Dataset excerpt
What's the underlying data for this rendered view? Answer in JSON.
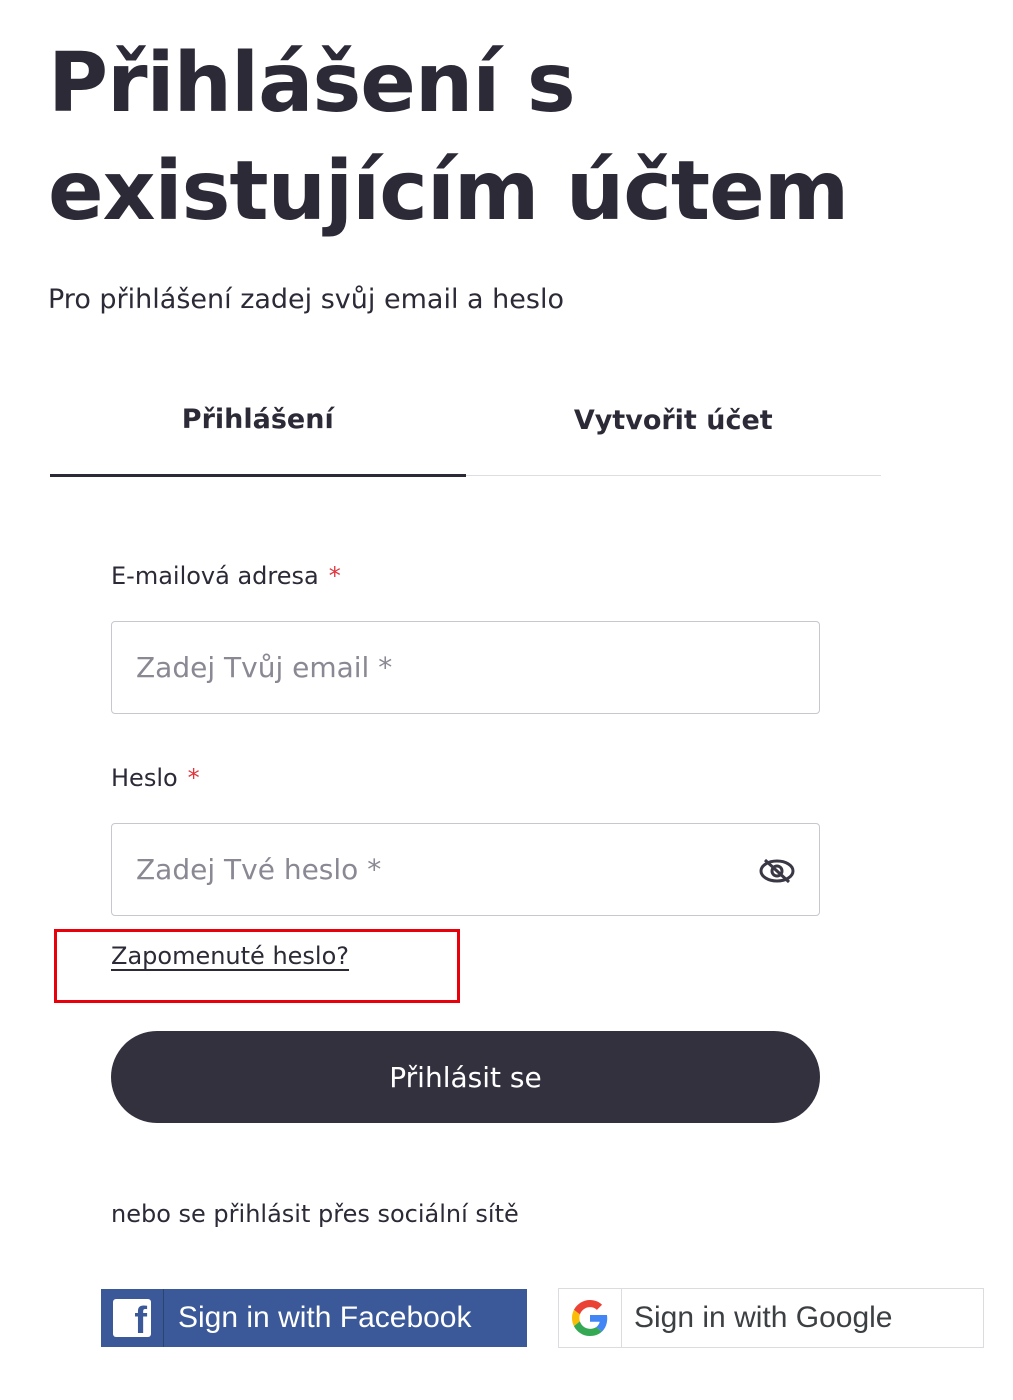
{
  "header": {
    "title": "Přihlášení s existujícím účtem",
    "subtitle": "Pro přihlášení zadej svůj email a heslo"
  },
  "tabs": [
    {
      "label": "Přihlášení",
      "active": true
    },
    {
      "label": "Vytvořit účet",
      "active": false
    }
  ],
  "form": {
    "email": {
      "label": "E-mailová adresa",
      "required_mark": "*",
      "placeholder": "Zadej Tvůj email *",
      "value": ""
    },
    "password": {
      "label": "Heslo",
      "required_mark": "*",
      "placeholder": "Zadej Tvé heslo *",
      "value": "",
      "toggle_icon": "eye-off-icon"
    },
    "forgot_label": "Zapomenuté heslo?",
    "submit_label": "Přihlásit se"
  },
  "social": {
    "text": "nebo se přihlásit přes sociální sítě",
    "facebook_label": "Sign in with Facebook",
    "google_label": "Sign in with Google"
  },
  "colors": {
    "text": "#2d2a37",
    "primary_button": "#34313e",
    "required": "#e0353d",
    "facebook": "#3b5998",
    "highlight": "#e8000b"
  }
}
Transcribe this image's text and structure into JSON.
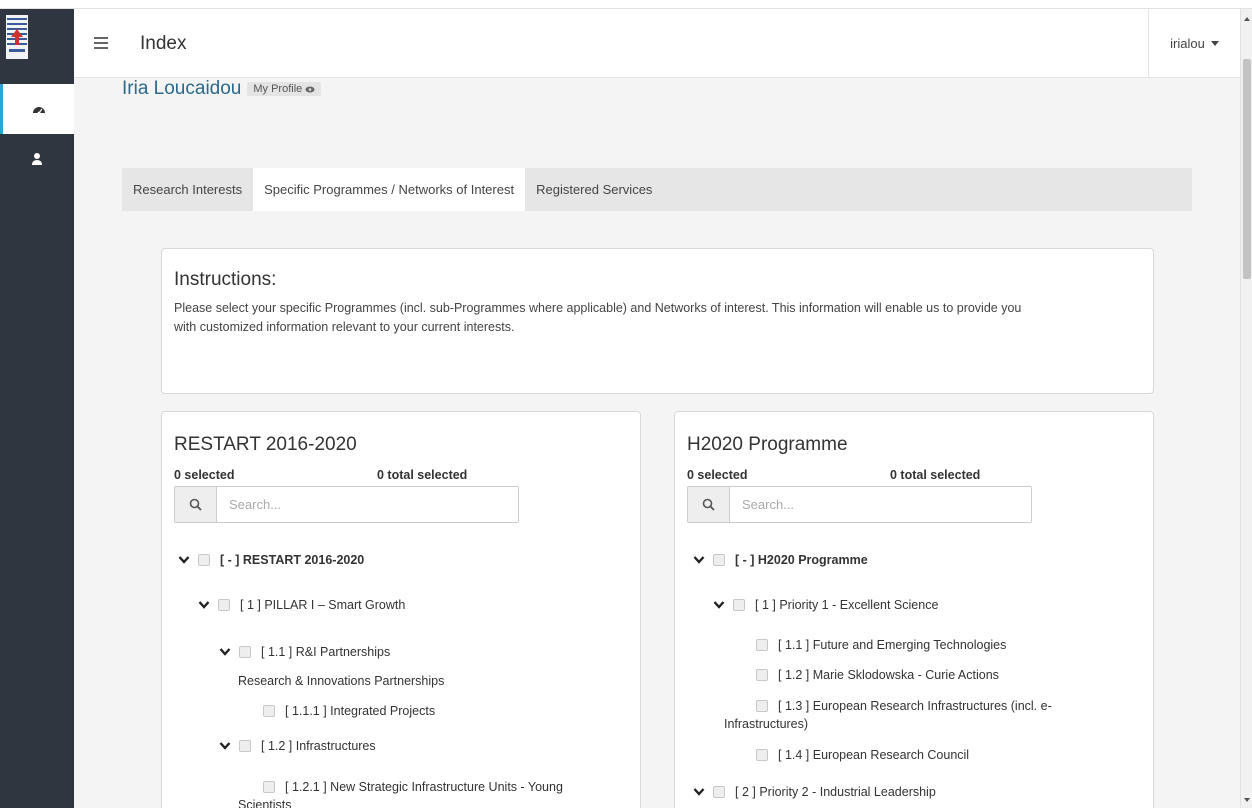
{
  "header": {
    "title": "Index",
    "user": "irialou"
  },
  "profile": {
    "name": "Iria Loucaidou",
    "button_label": "My Profile"
  },
  "tabs": [
    {
      "label": "Research Interests",
      "active": false
    },
    {
      "label": "Specific Programmes / Networks of Interest",
      "active": true
    },
    {
      "label": "Registered Services",
      "active": false
    }
  ],
  "instructions": {
    "title": "Instructions:",
    "line1": "Please select your specific Programmes (incl. sub-Programmes where applicable) and Networks of interest. This information will enable us to provide you",
    "line2": "with customized information relevant to your current interests."
  },
  "panels": {
    "left": {
      "title": "RESTART 2016-2020",
      "selected": "0 selected",
      "total_selected": "0 total selected",
      "search_placeholder": "Search...",
      "tree": {
        "root": "[ - ] RESTART 2016-2020",
        "n1": "[ 1 ] PILLAR I – Smart Growth",
        "n11": "[ 1.1 ] R&I Partnerships",
        "n11_desc": "Research & Innovations Partnerships",
        "n111": "[ 1.1.1 ] Integrated Projects",
        "n12": "[ 1.2 ] Infrastructures",
        "n121_a": "[ 1.2.1 ] New Strategic Infrastructure Units - Young",
        "n121_b": "Scientists"
      }
    },
    "right": {
      "title": "H2020 Programme",
      "selected": "0 selected",
      "total_selected": "0 total selected",
      "search_placeholder": "Search...",
      "tree": {
        "root": "[ - ] H2020 Programme",
        "p1": "[ 1 ] Priority 1 - Excellent Science",
        "p11": "[ 1.1 ] Future and Emerging Technologies",
        "p12": "[ 1.2 ] Marie Sklodowska - Curie Actions",
        "p13_a": "[ 1.3 ] European Research Infrastructures (incl. e-",
        "p13_b": "Infrastructures)",
        "p14": "[ 1.4 ] European Research Council",
        "p2": "[ 2 ] Priority 2 - Industrial Leadership"
      }
    }
  },
  "colors": {
    "sidebar": "#2f3640",
    "accent": "#2aa5d6",
    "link": "#2a6a8c"
  },
  "icons": [
    "menu-icon",
    "dashboard-icon",
    "user-icon",
    "search-icon",
    "chevron-down-icon",
    "eye-icon"
  ]
}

Task details | Every record above should be written out again exactly; the pictures stay out of the copy.

Final result |
What's the underlying data for this rendered view? Answer in JSON.
{
  "header": {
    "title": "Přihlášení s existujícím účtem",
    "subtitle": "Pro přihlášení zadej svůj email a heslo"
  },
  "tabs": [
    {
      "label": "Přihlášení",
      "active": true
    },
    {
      "label": "Vytvořit účet",
      "active": false
    }
  ],
  "form": {
    "email": {
      "label": "E-mailová adresa",
      "required_mark": "*",
      "placeholder": "Zadej Tvůj email *",
      "value": ""
    },
    "password": {
      "label": "Heslo",
      "required_mark": "*",
      "placeholder": "Zadej Tvé heslo *",
      "value": "",
      "toggle_icon": "eye-off-icon"
    },
    "forgot_label": "Zapomenuté heslo?",
    "submit_label": "Přihlásit se"
  },
  "social": {
    "text": "nebo se přihlásit přes sociální sítě",
    "facebook_label": "Sign in with Facebook",
    "google_label": "Sign in with Google"
  },
  "colors": {
    "text": "#2d2a37",
    "primary_button": "#34313e",
    "required": "#e0353d",
    "facebook": "#3b5998",
    "highlight": "#e8000b"
  }
}
Transcribe this image's text and structure into JSON.
{
  "header": {
    "title": "Index",
    "user": "irialou"
  },
  "profile": {
    "name": "Iria Loucaidou",
    "button_label": "My Profile"
  },
  "tabs": [
    {
      "label": "Research Interests",
      "active": false
    },
    {
      "label": "Specific Programmes / Networks of Interest",
      "active": true
    },
    {
      "label": "Registered Services",
      "active": false
    }
  ],
  "instructions": {
    "title": "Instructions:",
    "line1": "Please select your specific Programmes (incl. sub-Programmes where applicable) and Networks of interest. This information will enable us to provide you",
    "line2": "with customized information relevant to your current interests."
  },
  "panels": {
    "left": {
      "title": "RESTART 2016-2020",
      "selected": "0 selected",
      "total_selected": "0 total selected",
      "search_placeholder": "Search...",
      "tree": {
        "root": "[ - ] RESTART 2016-2020",
        "n1": "[ 1 ] PILLAR I – Smart Growth",
        "n11": "[ 1.1 ] R&I Partnerships",
        "n11_desc": "Research & Innovations Partnerships",
        "n111": "[ 1.1.1 ] Integrated Projects",
        "n12": "[ 1.2 ] Infrastructures",
        "n121_a": "[ 1.2.1 ] New Strategic Infrastructure Units - Young",
        "n121_b": "Scientists"
      }
    },
    "right": {
      "title": "H2020 Programme",
      "selected": "0 selected",
      "total_selected": "0 total selected",
      "search_placeholder": "Search...",
      "tree": {
        "root": "[ - ] H2020 Programme",
        "p1": "[ 1 ] Priority 1 - Excellent Science",
        "p11": "[ 1.1 ] Future and Emerging Technologies",
        "p12": "[ 1.2 ] Marie Sklodowska - Curie Actions",
        "p13_a": "[ 1.3 ] European Research Infrastructures (incl. e-",
        "p13_b": "Infrastructures)",
        "p14": "[ 1.4 ] European Research Council",
        "p2": "[ 2 ] Priority 2 - Industrial Leadership"
      }
    }
  },
  "colors": {
    "sidebar": "#2f3640",
    "accent": "#2aa5d6",
    "link": "#2a6a8c"
  },
  "icons": [
    "menu-icon",
    "dashboard-icon",
    "user-icon",
    "search-icon",
    "chevron-down-icon",
    "eye-icon"
  ]
}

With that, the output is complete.